- [TASK OBJECTIVE] Copy out every line containing the word "водоводы".

============================================================

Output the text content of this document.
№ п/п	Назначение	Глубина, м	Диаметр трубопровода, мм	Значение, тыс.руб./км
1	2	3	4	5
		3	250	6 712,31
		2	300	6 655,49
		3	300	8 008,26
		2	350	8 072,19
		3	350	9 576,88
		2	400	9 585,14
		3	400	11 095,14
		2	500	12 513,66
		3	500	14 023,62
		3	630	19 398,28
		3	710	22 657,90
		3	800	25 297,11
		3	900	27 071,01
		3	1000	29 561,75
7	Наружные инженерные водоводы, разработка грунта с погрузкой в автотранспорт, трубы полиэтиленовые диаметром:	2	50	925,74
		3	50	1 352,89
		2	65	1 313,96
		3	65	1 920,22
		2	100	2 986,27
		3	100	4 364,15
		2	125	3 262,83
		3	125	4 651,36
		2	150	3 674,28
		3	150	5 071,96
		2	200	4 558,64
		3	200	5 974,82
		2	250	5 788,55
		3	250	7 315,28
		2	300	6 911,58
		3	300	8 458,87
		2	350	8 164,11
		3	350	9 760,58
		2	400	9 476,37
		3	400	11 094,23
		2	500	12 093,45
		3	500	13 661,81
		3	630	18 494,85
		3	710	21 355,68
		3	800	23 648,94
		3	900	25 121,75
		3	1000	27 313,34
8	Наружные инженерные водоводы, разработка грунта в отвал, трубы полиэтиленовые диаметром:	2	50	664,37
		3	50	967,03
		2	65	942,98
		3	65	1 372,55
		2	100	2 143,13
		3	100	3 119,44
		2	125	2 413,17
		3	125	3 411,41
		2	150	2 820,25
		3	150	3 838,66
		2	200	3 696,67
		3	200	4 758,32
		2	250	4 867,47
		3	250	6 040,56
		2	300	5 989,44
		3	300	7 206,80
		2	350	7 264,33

============================================================

- [REPLY TO THE TASK]
7	Наружные инженерные водоводы, разработка грунта с погрузкой в автотранспорт, трубы полиэтиленовые диаметром:	2	50	925,74
8	Наружные инженерные водоводы, разработка грунта в отвал, трубы полиэтиленовые диаметром:	2	50	664,37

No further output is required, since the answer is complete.